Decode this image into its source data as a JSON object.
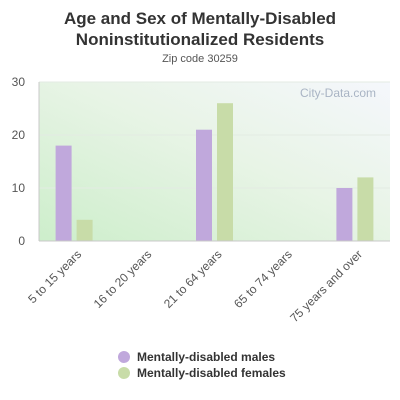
{
  "chart_data": {
    "type": "bar",
    "title_line1": "Age and Sex of Mentally-Disabled",
    "title_line2": "Noninstitutionalized Residents",
    "subtitle": "Zip code 30259",
    "watermark": "City-Data.com",
    "categories": [
      "5 to 15 years",
      "16 to 20 years",
      "21 to 64 years",
      "65 to 74 years",
      "75 years and over"
    ],
    "series": [
      {
        "name": "Mentally-disabled males",
        "color": "#c0a8dc",
        "values": [
          18,
          0,
          21,
          0,
          10
        ]
      },
      {
        "name": "Mentally-disabled females",
        "color": "#c8dca8",
        "values": [
          4,
          0,
          26,
          0,
          12
        ]
      }
    ],
    "ylim": [
      0,
      30
    ],
    "yticks": [
      0,
      10,
      20,
      30
    ],
    "legend_position": "bottom",
    "grid": true
  }
}
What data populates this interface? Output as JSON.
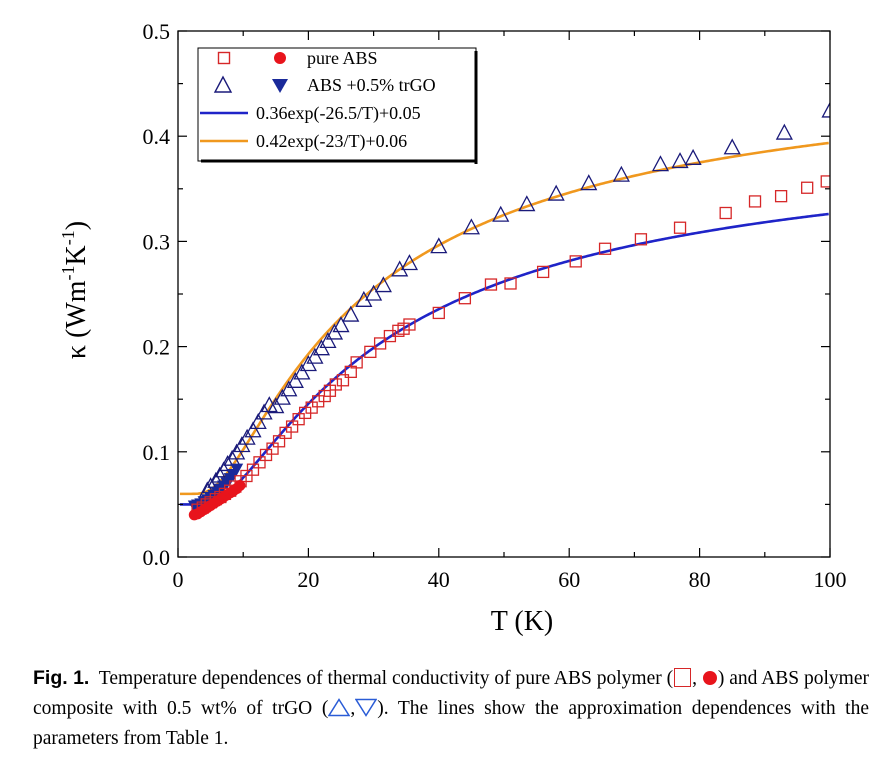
{
  "chart_data": {
    "type": "scatter",
    "xlabel": "T (K)",
    "ylabel_base": "κ (Wm",
    "ylabel_sup1": "-1",
    "ylabel_mid": "K",
    "ylabel_sup2": "-1",
    "ylabel_end": ")",
    "xlim": [
      0,
      100
    ],
    "ylim": [
      0,
      0.5
    ],
    "xticks": [
      0,
      20,
      40,
      60,
      80,
      100
    ],
    "xtick_labels": [
      "0",
      "20",
      "40",
      "60",
      "80",
      "100"
    ],
    "yticks": [
      0,
      0.1,
      0.2,
      0.3,
      0.4,
      0.5
    ],
    "ytick_labels": [
      "0.0",
      "0.1",
      "0.2",
      "0.3",
      "0.4",
      "0.5"
    ],
    "grid": false,
    "legend_position": "top-left",
    "series": [
      {
        "name": "pure ABS",
        "marker": "open-square",
        "color": "#d62728",
        "x": [
          3.0,
          3.8,
          4.4,
          5.0,
          5.8,
          6.5,
          7.2,
          8.0,
          8.8,
          9.6,
          10.5,
          11.5,
          12.5,
          13.5,
          14.5,
          15.5,
          16.5,
          17.5,
          18.5,
          19.5,
          20.5,
          21.5,
          22.5,
          23.3,
          24.2,
          25.3,
          26.5,
          27.4,
          29.5,
          31.0,
          32.5,
          33.8,
          34.6,
          35.5,
          40.0,
          44.0,
          48.0,
          51.0,
          56.0,
          61.0,
          65.5,
          71.0,
          77.0,
          84.0,
          88.5,
          92.5,
          96.5,
          99.5
        ],
        "y": [
          0.045,
          0.047,
          0.05,
          0.052,
          0.055,
          0.057,
          0.06,
          0.063,
          0.067,
          0.072,
          0.077,
          0.083,
          0.09,
          0.097,
          0.103,
          0.11,
          0.118,
          0.124,
          0.131,
          0.137,
          0.142,
          0.148,
          0.153,
          0.158,
          0.164,
          0.168,
          0.176,
          0.185,
          0.195,
          0.203,
          0.21,
          0.215,
          0.217,
          0.221,
          0.232,
          0.246,
          0.259,
          0.26,
          0.271,
          0.281,
          0.293,
          0.302,
          0.313,
          0.327,
          0.338,
          0.343,
          0.351,
          0.357
        ]
      },
      {
        "name": "pure ABS",
        "marker": "filled-circle",
        "color": "#e8141c",
        "x": [
          2.5,
          3.0,
          3.5,
          4.0,
          4.5,
          5.0,
          5.5,
          6.0,
          6.5,
          7.0,
          7.5,
          8.0,
          8.5,
          9.0,
          9.5
        ],
        "y": [
          0.04,
          0.041,
          0.043,
          0.045,
          0.047,
          0.049,
          0.051,
          0.053,
          0.055,
          0.057,
          0.059,
          0.061,
          0.063,
          0.065,
          0.068
        ]
      },
      {
        "name": "ABS +0.5% trGO",
        "marker": "open-triangle-up",
        "color": "#1a1a7a",
        "x": [
          4.5,
          5.0,
          5.8,
          6.4,
          7.0,
          7.6,
          8.3,
          9.0,
          9.8,
          10.6,
          11.5,
          12.3,
          13.2,
          14.0,
          15.0,
          16.0,
          17.0,
          18.0,
          19.0,
          20.0,
          21.0,
          22.0,
          23.0,
          24.0,
          25.0,
          26.5,
          28.5,
          30.0,
          31.5,
          34.0,
          35.5,
          40.0,
          45.0,
          49.5,
          53.5,
          58.0,
          63.0,
          68.0,
          74.0,
          77.0,
          79.0,
          85.0,
          93.0,
          100.0
        ],
        "y": [
          0.063,
          0.067,
          0.072,
          0.077,
          0.082,
          0.088,
          0.093,
          0.099,
          0.106,
          0.113,
          0.12,
          0.128,
          0.137,
          0.144,
          0.143,
          0.151,
          0.159,
          0.167,
          0.175,
          0.183,
          0.19,
          0.198,
          0.205,
          0.213,
          0.22,
          0.23,
          0.244,
          0.25,
          0.258,
          0.273,
          0.279,
          0.295,
          0.313,
          0.325,
          0.335,
          0.345,
          0.355,
          0.363,
          0.373,
          0.376,
          0.379,
          0.389,
          0.403,
          0.424
        ]
      },
      {
        "name": "ABS +0.5% trGO",
        "marker": "filled-triangle-down",
        "color": "#1a2a9a",
        "x": [
          2.5,
          3.0,
          3.5,
          4.0,
          4.5,
          5.0,
          5.5,
          6.0,
          6.5,
          7.0,
          7.5,
          8.0,
          8.5,
          9.0
        ],
        "y": [
          0.048,
          0.049,
          0.05,
          0.052,
          0.054,
          0.056,
          0.058,
          0.061,
          0.064,
          0.067,
          0.07,
          0.074,
          0.078,
          0.083
        ]
      },
      {
        "name": "0.36exp(-26.5/T)+0.05",
        "marker": "line",
        "color": "#1f24c8",
        "a": 0.36,
        "b": 26.5,
        "c": 0.05
      },
      {
        "name": "0.42exp(-23/T)+0.06",
        "marker": "line",
        "color": "#f0981e",
        "a": 0.42,
        "b": 23,
        "c": 0.06
      }
    ],
    "legend": [
      {
        "label": "pure ABS",
        "symbols": [
          "open-square",
          "filled-circle"
        ]
      },
      {
        "label": "ABS +0.5% trGO",
        "symbols": [
          "open-triangle-up",
          "filled-triangle-down"
        ]
      },
      {
        "label": "0.36exp(-26.5/T)+0.05",
        "symbols": [
          "line-blue"
        ]
      },
      {
        "label": "0.42exp(-23/T)+0.06",
        "symbols": [
          "line-orange"
        ]
      }
    ]
  },
  "caption": {
    "label": "Fig. 1.",
    "part1": "Temperature dependences of thermal conductivity of pure ABS polymer (",
    "sep1": ", ",
    "part2": ") and ABS polymer composite with 0.5 wt% of trGO (",
    "sep2": ",",
    "part3": "). The lines show the approximation dependences with the parameters from Table 1."
  },
  "colors": {
    "square": "#d62728",
    "circle": "#e8141c",
    "triangle_open": "#1a1a7a",
    "triangle_filled": "#1a2a9a",
    "line_blue": "#1f24c8",
    "line_orange": "#f0981e",
    "caption_triangle": "#2a5cd6"
  }
}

### Work to be completed
Report the number of lines in the entries above that include the string "Mentally". Give nothing but the number.

### The result
3